[Data records]
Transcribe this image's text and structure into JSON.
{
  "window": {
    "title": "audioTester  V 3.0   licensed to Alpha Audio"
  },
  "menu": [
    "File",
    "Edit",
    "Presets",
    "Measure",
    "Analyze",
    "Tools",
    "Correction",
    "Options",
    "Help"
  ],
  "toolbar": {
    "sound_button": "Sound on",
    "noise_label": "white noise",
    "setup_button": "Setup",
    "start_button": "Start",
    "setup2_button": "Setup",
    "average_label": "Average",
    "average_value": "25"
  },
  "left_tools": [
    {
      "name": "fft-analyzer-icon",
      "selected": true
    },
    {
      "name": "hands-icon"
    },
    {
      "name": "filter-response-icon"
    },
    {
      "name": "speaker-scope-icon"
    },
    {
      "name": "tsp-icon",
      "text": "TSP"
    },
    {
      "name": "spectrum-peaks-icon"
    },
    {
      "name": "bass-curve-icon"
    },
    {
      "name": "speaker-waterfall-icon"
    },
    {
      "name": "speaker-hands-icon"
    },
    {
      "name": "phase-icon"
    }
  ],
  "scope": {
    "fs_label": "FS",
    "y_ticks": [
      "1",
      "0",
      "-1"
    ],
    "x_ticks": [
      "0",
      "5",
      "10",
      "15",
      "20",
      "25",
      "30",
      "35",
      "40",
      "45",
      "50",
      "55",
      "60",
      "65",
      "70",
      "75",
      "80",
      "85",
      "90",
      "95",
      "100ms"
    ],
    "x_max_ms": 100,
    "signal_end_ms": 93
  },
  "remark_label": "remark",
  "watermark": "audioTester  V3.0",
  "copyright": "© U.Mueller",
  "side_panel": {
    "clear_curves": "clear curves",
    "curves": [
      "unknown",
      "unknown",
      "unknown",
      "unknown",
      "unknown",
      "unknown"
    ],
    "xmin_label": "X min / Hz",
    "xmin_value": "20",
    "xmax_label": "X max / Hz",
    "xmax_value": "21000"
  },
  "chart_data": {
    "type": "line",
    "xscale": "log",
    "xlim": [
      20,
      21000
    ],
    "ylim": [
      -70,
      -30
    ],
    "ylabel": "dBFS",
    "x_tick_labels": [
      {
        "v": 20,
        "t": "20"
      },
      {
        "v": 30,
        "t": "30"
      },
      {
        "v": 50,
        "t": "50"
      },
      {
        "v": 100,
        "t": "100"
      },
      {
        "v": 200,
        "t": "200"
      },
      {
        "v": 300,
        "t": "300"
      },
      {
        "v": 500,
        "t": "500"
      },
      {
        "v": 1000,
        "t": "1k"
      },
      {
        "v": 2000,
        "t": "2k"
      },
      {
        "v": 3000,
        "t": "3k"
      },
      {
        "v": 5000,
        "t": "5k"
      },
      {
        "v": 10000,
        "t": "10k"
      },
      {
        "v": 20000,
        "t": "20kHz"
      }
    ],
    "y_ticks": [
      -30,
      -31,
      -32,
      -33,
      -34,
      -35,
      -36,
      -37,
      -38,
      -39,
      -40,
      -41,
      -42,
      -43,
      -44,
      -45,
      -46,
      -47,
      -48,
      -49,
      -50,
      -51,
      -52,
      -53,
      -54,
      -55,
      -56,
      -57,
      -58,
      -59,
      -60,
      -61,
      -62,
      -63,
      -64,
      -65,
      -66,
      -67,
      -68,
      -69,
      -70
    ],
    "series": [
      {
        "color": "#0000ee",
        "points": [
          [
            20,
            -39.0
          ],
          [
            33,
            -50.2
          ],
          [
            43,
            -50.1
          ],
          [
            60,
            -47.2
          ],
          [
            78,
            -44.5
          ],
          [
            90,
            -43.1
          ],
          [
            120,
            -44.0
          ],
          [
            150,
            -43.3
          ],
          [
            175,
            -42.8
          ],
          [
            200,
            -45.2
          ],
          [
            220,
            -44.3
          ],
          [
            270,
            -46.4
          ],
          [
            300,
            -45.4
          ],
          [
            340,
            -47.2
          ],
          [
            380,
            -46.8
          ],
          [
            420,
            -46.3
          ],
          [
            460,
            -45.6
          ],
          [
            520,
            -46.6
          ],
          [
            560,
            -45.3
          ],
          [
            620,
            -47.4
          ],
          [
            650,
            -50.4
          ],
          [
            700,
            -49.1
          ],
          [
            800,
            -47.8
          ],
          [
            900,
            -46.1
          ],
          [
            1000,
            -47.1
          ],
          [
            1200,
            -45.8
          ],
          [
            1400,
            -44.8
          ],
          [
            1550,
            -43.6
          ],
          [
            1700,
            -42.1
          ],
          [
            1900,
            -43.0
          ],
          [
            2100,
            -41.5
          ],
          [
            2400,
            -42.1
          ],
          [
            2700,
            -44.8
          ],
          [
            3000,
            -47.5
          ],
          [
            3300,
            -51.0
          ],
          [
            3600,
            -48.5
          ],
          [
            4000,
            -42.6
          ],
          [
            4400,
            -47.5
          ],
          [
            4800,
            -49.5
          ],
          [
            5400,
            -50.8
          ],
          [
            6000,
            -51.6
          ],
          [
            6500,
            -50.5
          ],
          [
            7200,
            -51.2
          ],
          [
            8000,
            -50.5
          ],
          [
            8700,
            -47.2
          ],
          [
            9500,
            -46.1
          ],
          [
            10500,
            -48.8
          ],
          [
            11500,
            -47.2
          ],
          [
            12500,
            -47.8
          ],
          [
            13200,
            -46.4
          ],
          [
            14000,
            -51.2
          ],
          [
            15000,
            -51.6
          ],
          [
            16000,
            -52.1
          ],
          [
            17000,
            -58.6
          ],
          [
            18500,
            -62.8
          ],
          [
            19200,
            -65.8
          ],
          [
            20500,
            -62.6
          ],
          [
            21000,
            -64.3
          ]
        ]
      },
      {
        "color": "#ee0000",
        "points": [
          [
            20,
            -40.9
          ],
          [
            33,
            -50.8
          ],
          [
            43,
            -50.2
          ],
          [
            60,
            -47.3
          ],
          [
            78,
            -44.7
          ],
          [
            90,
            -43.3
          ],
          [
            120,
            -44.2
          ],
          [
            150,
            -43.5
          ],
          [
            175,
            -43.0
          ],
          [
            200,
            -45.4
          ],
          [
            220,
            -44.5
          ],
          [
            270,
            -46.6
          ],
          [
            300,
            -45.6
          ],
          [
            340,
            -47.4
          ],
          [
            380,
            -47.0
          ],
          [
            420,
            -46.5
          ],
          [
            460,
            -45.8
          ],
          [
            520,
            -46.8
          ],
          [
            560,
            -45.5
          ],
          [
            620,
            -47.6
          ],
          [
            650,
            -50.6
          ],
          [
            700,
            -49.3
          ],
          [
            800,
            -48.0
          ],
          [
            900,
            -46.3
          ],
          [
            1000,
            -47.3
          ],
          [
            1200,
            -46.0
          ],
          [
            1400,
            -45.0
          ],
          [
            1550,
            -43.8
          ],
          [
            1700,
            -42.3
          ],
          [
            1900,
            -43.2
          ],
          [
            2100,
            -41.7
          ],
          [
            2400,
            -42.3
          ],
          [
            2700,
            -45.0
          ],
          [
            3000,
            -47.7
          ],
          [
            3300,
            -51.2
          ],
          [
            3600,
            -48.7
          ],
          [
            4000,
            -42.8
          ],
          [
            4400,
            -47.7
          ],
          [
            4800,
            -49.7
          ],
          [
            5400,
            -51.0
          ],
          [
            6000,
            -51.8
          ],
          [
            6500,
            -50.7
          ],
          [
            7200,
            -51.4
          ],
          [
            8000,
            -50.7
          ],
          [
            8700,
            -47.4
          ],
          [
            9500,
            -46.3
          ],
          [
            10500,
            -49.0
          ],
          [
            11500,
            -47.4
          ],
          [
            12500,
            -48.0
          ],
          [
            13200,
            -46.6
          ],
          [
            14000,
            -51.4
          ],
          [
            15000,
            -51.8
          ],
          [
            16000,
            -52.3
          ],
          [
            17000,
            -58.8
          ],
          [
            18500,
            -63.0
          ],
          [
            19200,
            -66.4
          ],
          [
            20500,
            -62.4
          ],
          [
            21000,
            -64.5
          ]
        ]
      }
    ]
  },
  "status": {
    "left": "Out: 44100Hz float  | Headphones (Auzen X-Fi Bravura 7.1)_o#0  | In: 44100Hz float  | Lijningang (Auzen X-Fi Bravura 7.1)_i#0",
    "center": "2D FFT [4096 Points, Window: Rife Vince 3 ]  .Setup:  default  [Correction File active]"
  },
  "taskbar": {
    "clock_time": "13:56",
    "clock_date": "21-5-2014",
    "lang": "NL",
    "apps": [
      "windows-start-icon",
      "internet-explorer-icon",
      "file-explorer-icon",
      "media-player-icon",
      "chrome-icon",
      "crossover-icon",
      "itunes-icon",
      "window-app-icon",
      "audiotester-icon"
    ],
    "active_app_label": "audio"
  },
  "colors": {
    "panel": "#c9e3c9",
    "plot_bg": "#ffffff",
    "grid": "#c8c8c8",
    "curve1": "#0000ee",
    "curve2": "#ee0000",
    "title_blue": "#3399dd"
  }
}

Your goal - Look over the material above and show each line where "explorer" appears.

Task response -
      "internet-explorer-icon",
      "file-explorer-icon",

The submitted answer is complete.